Challenge
Repeat, without any change, the entries presented below.

# START OF Stored rows

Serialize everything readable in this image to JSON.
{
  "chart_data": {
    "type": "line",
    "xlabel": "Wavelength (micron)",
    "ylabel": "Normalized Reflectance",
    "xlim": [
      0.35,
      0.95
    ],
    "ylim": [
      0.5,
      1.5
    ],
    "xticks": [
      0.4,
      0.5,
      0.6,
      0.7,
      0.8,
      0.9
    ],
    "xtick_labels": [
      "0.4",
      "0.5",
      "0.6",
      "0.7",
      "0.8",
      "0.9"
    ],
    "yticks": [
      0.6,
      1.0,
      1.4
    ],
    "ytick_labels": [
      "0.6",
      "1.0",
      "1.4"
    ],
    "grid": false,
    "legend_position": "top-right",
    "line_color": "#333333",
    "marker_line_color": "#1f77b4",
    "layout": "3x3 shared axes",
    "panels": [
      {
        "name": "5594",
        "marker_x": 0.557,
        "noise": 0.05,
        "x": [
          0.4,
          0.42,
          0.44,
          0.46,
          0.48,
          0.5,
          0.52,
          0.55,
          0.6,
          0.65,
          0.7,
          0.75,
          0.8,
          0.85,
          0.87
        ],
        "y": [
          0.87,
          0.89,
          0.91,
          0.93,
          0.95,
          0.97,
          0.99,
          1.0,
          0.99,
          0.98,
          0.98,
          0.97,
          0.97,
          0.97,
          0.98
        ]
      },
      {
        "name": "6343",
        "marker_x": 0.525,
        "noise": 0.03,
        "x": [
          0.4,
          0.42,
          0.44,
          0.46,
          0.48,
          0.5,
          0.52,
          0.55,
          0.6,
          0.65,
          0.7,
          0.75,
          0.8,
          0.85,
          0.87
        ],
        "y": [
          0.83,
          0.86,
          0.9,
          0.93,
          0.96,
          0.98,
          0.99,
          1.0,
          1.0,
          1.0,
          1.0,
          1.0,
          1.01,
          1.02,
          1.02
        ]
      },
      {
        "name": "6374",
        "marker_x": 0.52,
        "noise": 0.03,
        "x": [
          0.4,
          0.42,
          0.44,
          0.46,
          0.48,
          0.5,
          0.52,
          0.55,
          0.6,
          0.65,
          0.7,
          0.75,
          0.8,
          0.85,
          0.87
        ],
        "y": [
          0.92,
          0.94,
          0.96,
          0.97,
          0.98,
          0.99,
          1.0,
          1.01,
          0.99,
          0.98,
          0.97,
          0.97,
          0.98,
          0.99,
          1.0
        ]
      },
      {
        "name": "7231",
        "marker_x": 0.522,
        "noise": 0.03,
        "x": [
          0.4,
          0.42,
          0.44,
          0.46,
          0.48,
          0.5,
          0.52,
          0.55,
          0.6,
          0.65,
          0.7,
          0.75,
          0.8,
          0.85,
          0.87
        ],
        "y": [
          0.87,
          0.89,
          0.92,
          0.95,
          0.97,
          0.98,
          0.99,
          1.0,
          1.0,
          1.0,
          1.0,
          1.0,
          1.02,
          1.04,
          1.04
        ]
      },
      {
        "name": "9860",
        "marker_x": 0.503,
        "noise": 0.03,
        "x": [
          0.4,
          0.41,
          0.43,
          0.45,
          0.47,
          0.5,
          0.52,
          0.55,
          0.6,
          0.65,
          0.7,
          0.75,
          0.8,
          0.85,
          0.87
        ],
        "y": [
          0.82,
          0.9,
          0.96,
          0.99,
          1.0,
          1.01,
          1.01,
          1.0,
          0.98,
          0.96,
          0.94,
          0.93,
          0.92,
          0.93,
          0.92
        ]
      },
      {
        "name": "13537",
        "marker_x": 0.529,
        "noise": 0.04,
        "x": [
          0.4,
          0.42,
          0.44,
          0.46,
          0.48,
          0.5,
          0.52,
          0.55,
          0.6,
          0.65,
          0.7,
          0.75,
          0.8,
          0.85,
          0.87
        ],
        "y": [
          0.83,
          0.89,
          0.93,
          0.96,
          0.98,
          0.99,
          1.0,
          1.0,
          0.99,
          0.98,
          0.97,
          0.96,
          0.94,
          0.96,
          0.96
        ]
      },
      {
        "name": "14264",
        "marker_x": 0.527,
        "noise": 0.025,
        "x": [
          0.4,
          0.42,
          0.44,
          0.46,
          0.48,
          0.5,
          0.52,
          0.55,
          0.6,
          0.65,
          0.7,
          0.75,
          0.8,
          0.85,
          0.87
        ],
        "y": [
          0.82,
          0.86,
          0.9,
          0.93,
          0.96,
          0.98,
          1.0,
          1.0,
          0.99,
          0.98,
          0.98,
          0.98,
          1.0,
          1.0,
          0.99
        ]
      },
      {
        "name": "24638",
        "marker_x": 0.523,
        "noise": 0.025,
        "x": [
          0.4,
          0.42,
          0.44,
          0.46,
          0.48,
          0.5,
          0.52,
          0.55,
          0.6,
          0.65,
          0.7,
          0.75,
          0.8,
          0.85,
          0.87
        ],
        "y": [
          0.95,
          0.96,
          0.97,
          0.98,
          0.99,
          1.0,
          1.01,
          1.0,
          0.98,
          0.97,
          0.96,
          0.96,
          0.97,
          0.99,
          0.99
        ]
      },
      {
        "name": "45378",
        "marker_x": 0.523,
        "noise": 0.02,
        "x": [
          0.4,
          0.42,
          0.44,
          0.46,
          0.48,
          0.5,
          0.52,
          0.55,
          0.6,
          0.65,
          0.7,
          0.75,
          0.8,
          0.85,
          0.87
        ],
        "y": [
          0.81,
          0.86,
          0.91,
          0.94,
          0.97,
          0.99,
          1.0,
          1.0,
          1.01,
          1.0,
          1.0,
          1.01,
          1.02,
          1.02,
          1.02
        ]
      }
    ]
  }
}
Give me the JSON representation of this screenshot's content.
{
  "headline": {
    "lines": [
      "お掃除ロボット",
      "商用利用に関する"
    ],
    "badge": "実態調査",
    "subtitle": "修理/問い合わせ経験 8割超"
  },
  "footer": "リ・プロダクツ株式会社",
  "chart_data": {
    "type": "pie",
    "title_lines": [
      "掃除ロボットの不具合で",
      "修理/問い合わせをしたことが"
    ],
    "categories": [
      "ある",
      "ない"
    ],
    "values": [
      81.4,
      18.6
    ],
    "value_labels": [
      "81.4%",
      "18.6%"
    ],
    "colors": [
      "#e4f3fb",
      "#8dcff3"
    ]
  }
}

# END OF Stored rows

Task output
Serialize everything readable in this image to JSON.
{
  "chart_data": {
    "type": "line",
    "xlabel": "Wavelength (micron)",
    "ylabel": "Normalized Reflectance",
    "xlim": [
      0.35,
      0.95
    ],
    "ylim": [
      0.5,
      1.5
    ],
    "xticks": [
      0.4,
      0.5,
      0.6,
      0.7,
      0.8,
      0.9
    ],
    "xtick_labels": [
      "0.4",
      "0.5",
      "0.6",
      "0.7",
      "0.8",
      "0.9"
    ],
    "yticks": [
      0.6,
      1.0,
      1.4
    ],
    "ytick_labels": [
      "0.6",
      "1.0",
      "1.4"
    ],
    "grid": false,
    "legend_position": "top-right",
    "line_color": "#333333",
    "marker_line_color": "#1f77b4",
    "layout": "3x3 shared axes",
    "panels": [
      {
        "name": "5594",
        "marker_x": 0.557,
        "noise": 0.05,
        "x": [
          0.4,
          0.42,
          0.44,
          0.46,
          0.48,
          0.5,
          0.52,
          0.55,
          0.6,
          0.65,
          0.7,
          0.75,
          0.8,
          0.85,
          0.87
        ],
        "y": [
          0.87,
          0.89,
          0.91,
          0.93,
          0.95,
          0.97,
          0.99,
          1.0,
          0.99,
          0.98,
          0.98,
          0.97,
          0.97,
          0.97,
          0.98
        ]
      },
      {
        "name": "6343",
        "marker_x": 0.525,
        "noise": 0.03,
        "x": [
          0.4,
          0.42,
          0.44,
          0.46,
          0.48,
          0.5,
          0.52,
          0.55,
          0.6,
          0.65,
          0.7,
          0.75,
          0.8,
          0.85,
          0.87
        ],
        "y": [
          0.83,
          0.86,
          0.9,
          0.93,
          0.96,
          0.98,
          0.99,
          1.0,
          1.0,
          1.0,
          1.0,
          1.0,
          1.01,
          1.02,
          1.02
        ]
      },
      {
        "name": "6374",
        "marker_x": 0.52,
        "noise": 0.03,
        "x": [
          0.4,
          0.42,
          0.44,
          0.46,
          0.48,
          0.5,
          0.52,
          0.55,
          0.6,
          0.65,
          0.7,
          0.75,
          0.8,
          0.85,
          0.87
        ],
        "y": [
          0.92,
          0.94,
          0.96,
          0.97,
          0.98,
          0.99,
          1.0,
          1.01,
          0.99,
          0.98,
          0.97,
          0.97,
          0.98,
          0.99,
          1.0
        ]
      },
      {
        "name": "7231",
        "marker_x": 0.522,
        "noise": 0.03,
        "x": [
          0.4,
          0.42,
          0.44,
          0.46,
          0.48,
          0.5,
          0.52,
          0.55,
          0.6,
          0.65,
          0.7,
          0.75,
          0.8,
          0.85,
          0.87
        ],
        "y": [
          0.87,
          0.89,
          0.92,
          0.95,
          0.97,
          0.98,
          0.99,
          1.0,
          1.0,
          1.0,
          1.0,
          1.0,
          1.02,
          1.04,
          1.04
        ]
      },
      {
        "name": "9860",
        "marker_x": 0.503,
        "noise": 0.03,
        "x": [
          0.4,
          0.41,
          0.43,
          0.45,
          0.47,
          0.5,
          0.52,
          0.55,
          0.6,
          0.65,
          0.7,
          0.75,
          0.8,
          0.85,
          0.87
        ],
        "y": [
          0.82,
          0.9,
          0.96,
          0.99,
          1.0,
          1.01,
          1.01,
          1.0,
          0.98,
          0.96,
          0.94,
          0.93,
          0.92,
          0.93,
          0.92
        ]
      },
      {
        "name": "13537",
        "marker_x": 0.529,
        "noise": 0.04,
        "x": [
          0.4,
          0.42,
          0.44,
          0.46,
          0.48,
          0.5,
          0.52,
          0.55,
          0.6,
          0.65,
          0.7,
          0.75,
          0.8,
          0.85,
          0.87
        ],
        "y": [
          0.83,
          0.89,
          0.93,
          0.96,
          0.98,
          0.99,
          1.0,
          1.0,
          0.99,
          0.98,
          0.97,
          0.96,
          0.94,
          0.96,
          0.96
        ]
      },
      {
        "name": "14264",
        "marker_x": 0.527,
        "noise": 0.025,
        "x": [
          0.4,
          0.42,
          0.44,
          0.46,
          0.48,
          0.5,
          0.52,
          0.55,
          0.6,
          0.65,
          0.7,
          0.75,
          0.8,
          0.85,
          0.87
        ],
        "y": [
          0.82,
          0.86,
          0.9,
          0.93,
          0.96,
          0.98,
          1.0,
          1.0,
          0.99,
          0.98,
          0.98,
          0.98,
          1.0,
          1.0,
          0.99
        ]
      },
      {
        "name": "24638",
        "marker_x": 0.523,
        "noise": 0.025,
        "x": [
          0.4,
          0.42,
          0.44,
          0.46,
          0.48,
          0.5,
          0.52,
          0.55,
          0.6,
          0.65,
          0.7,
          0.75,
          0.8,
          0.85,
          0.87
        ],
        "y": [
          0.95,
          0.96,
          0.97,
          0.98,
          0.99,
          1.0,
          1.01,
          1.0,
          0.98,
          0.97,
          0.96,
          0.96,
          0.97,
          0.99,
          0.99
        ]
      },
      {
        "name": "45378",
        "marker_x": 0.523,
        "noise": 0.02,
        "x": [
          0.4,
          0.42,
          0.44,
          0.46,
          0.48,
          0.5,
          0.52,
          0.55,
          0.6,
          0.65,
          0.7,
          0.75,
          0.8,
          0.85,
          0.87
        ],
        "y": [
          0.81,
          0.86,
          0.91,
          0.94,
          0.97,
          0.99,
          1.0,
          1.0,
          1.01,
          1.0,
          1.0,
          1.01,
          1.02,
          1.02,
          1.02
        ]
      }
    ]
  }
}
Give me the JSON representation of this screenshot's content.
{
  "headline": {
    "lines": [
      "お掃除ロボット",
      "商用利用に関する"
    ],
    "badge": "実態調査",
    "subtitle": "修理/問い合わせ経験 8割超"
  },
  "footer": "リ・プロダクツ株式会社",
  "chart_data": {
    "type": "pie",
    "title_lines": [
      "掃除ロボットの不具合で",
      "修理/問い合わせをしたことが"
    ],
    "categories": [
      "ある",
      "ない"
    ],
    "values": [
      81.4,
      18.6
    ],
    "value_labels": [
      "81.4%",
      "18.6%"
    ],
    "colors": [
      "#e4f3fb",
      "#8dcff3"
    ]
  }
}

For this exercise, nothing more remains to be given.